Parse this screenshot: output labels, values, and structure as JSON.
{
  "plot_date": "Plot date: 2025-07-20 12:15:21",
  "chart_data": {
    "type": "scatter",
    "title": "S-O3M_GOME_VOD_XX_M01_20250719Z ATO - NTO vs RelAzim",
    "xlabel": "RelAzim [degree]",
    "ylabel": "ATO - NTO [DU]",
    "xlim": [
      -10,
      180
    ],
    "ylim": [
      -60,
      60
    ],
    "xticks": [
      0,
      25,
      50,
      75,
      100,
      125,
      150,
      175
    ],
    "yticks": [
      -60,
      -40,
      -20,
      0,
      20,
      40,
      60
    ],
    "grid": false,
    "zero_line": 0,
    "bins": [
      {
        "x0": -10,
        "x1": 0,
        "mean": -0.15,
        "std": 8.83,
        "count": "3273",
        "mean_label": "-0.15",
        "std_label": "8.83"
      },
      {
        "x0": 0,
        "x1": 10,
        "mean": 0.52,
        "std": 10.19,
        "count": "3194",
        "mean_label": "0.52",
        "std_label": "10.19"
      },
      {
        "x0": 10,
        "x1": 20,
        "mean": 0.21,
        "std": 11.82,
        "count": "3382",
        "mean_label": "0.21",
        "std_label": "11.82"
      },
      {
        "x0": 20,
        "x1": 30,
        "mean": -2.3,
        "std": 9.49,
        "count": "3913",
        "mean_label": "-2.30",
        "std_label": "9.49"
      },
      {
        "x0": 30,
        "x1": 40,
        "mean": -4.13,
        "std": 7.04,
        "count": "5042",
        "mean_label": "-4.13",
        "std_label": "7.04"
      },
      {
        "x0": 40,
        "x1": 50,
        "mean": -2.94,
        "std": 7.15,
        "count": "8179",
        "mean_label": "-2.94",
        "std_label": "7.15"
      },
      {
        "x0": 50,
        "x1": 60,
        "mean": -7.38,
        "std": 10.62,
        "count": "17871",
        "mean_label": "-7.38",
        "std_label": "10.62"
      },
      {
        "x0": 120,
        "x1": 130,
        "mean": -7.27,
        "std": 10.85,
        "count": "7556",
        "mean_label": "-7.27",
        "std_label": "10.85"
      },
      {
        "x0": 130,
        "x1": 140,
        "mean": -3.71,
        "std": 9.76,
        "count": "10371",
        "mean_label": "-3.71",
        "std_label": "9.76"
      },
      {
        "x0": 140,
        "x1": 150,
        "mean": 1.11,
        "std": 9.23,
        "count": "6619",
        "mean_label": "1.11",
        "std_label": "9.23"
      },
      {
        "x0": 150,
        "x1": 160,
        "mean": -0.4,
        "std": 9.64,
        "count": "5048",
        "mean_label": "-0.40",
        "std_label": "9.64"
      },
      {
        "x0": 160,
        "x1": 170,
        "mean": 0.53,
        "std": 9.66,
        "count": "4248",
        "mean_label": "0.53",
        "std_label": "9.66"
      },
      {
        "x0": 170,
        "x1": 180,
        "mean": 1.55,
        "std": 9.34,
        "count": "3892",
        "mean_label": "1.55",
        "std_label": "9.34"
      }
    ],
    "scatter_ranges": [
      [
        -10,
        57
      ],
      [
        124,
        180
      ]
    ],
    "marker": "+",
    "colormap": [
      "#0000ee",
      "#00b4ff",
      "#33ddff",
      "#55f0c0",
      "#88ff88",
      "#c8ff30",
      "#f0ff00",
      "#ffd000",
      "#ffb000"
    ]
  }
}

---+---

- [Aim]
From the records above, extract every entry verbatim.

- [The response]
Parse this screenshot: output labels, values, and structure as JSON.
{
  "plot_date": "Plot date: 2025-07-20 12:15:21",
  "chart_data": {
    "type": "scatter",
    "title": "S-O3M_GOME_VOD_XX_M01_20250719Z ATO - NTO vs RelAzim",
    "xlabel": "RelAzim [degree]",
    "ylabel": "ATO - NTO [DU]",
    "xlim": [
      -10,
      180
    ],
    "ylim": [
      -60,
      60
    ],
    "xticks": [
      0,
      25,
      50,
      75,
      100,
      125,
      150,
      175
    ],
    "yticks": [
      -60,
      -40,
      -20,
      0,
      20,
      40,
      60
    ],
    "grid": false,
    "zero_line": 0,
    "bins": [
      {
        "x0": -10,
        "x1": 0,
        "mean": -0.15,
        "std": 8.83,
        "count": "3273",
        "mean_label": "-0.15",
        "std_label": "8.83"
      },
      {
        "x0": 0,
        "x1": 10,
        "mean": 0.52,
        "std": 10.19,
        "count": "3194",
        "mean_label": "0.52",
        "std_label": "10.19"
      },
      {
        "x0": 10,
        "x1": 20,
        "mean": 0.21,
        "std": 11.82,
        "count": "3382",
        "mean_label": "0.21",
        "std_label": "11.82"
      },
      {
        "x0": 20,
        "x1": 30,
        "mean": -2.3,
        "std": 9.49,
        "count": "3913",
        "mean_label": "-2.30",
        "std_label": "9.49"
      },
      {
        "x0": 30,
        "x1": 40,
        "mean": -4.13,
        "std": 7.04,
        "count": "5042",
        "mean_label": "-4.13",
        "std_label": "7.04"
      },
      {
        "x0": 40,
        "x1": 50,
        "mean": -2.94,
        "std": 7.15,
        "count": "8179",
        "mean_label": "-2.94",
        "std_label": "7.15"
      },
      {
        "x0": 50,
        "x1": 60,
        "mean": -7.38,
        "std": 10.62,
        "count": "17871",
        "mean_label": "-7.38",
        "std_label": "10.62"
      },
      {
        "x0": 120,
        "x1": 130,
        "mean": -7.27,
        "std": 10.85,
        "count": "7556",
        "mean_label": "-7.27",
        "std_label": "10.85"
      },
      {
        "x0": 130,
        "x1": 140,
        "mean": -3.71,
        "std": 9.76,
        "count": "10371",
        "mean_label": "-3.71",
        "std_label": "9.76"
      },
      {
        "x0": 140,
        "x1": 150,
        "mean": 1.11,
        "std": 9.23,
        "count": "6619",
        "mean_label": "1.11",
        "std_label": "9.23"
      },
      {
        "x0": 150,
        "x1": 160,
        "mean": -0.4,
        "std": 9.64,
        "count": "5048",
        "mean_label": "-0.40",
        "std_label": "9.64"
      },
      {
        "x0": 160,
        "x1": 170,
        "mean": 0.53,
        "std": 9.66,
        "count": "4248",
        "mean_label": "0.53",
        "std_label": "9.66"
      },
      {
        "x0": 170,
        "x1": 180,
        "mean": 1.55,
        "std": 9.34,
        "count": "3892",
        "mean_label": "1.55",
        "std_label": "9.34"
      }
    ],
    "scatter_ranges": [
      [
        -10,
        57
      ],
      [
        124,
        180
      ]
    ],
    "marker": "+",
    "colormap": [
      "#0000ee",
      "#00b4ff",
      "#33ddff",
      "#55f0c0",
      "#88ff88",
      "#c8ff30",
      "#f0ff00",
      "#ffd000",
      "#ffb000"
    ]
  }
}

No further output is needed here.